Rows from a dataset:
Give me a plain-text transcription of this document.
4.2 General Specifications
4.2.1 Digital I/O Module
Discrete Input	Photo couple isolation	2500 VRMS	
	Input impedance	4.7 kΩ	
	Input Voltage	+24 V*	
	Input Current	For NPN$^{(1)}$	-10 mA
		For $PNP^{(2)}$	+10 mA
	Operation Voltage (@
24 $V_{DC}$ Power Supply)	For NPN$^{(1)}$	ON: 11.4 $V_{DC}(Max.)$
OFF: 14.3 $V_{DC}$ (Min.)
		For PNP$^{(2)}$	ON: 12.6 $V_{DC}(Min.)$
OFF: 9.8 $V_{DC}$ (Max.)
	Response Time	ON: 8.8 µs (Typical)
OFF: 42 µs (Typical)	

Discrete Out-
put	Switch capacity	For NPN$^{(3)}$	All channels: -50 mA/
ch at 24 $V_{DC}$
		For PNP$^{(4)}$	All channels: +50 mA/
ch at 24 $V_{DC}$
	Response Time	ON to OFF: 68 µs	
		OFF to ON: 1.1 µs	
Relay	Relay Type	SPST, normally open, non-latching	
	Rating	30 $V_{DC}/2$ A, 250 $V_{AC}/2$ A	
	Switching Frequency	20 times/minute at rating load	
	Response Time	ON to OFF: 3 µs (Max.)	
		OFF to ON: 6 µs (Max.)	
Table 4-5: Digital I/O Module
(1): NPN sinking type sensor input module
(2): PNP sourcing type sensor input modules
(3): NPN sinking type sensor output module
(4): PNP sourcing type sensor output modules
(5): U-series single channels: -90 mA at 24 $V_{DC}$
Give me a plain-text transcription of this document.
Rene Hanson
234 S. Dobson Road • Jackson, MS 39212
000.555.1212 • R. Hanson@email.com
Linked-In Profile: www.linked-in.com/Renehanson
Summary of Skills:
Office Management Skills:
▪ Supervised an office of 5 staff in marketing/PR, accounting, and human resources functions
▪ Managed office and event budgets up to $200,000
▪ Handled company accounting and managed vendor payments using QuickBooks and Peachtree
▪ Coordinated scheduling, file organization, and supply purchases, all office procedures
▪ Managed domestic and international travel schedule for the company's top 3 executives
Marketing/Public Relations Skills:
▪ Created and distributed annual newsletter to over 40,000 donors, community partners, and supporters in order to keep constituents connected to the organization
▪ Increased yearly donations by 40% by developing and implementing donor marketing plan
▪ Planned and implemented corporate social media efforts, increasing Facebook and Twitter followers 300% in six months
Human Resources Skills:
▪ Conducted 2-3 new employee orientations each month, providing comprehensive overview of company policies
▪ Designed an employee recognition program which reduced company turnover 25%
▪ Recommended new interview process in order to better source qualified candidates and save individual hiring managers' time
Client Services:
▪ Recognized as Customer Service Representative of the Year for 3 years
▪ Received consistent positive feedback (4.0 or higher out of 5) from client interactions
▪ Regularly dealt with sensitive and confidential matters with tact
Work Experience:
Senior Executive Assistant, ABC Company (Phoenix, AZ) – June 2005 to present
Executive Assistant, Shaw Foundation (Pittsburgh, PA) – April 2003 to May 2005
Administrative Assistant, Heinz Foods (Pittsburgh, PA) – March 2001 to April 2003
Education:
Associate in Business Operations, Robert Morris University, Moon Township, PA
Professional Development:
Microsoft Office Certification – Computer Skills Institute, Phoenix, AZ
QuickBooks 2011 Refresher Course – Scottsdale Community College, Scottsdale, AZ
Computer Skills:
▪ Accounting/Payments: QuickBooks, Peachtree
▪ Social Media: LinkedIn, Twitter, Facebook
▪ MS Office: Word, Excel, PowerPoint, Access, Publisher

PROBLEM DETAILS
Show every line of the listing in which the string "modules" can be found.

RESPONSE TO THIS TASK
(2): PNP sourcing type sensor input modules
(4): PNP sourcing type sensor output modules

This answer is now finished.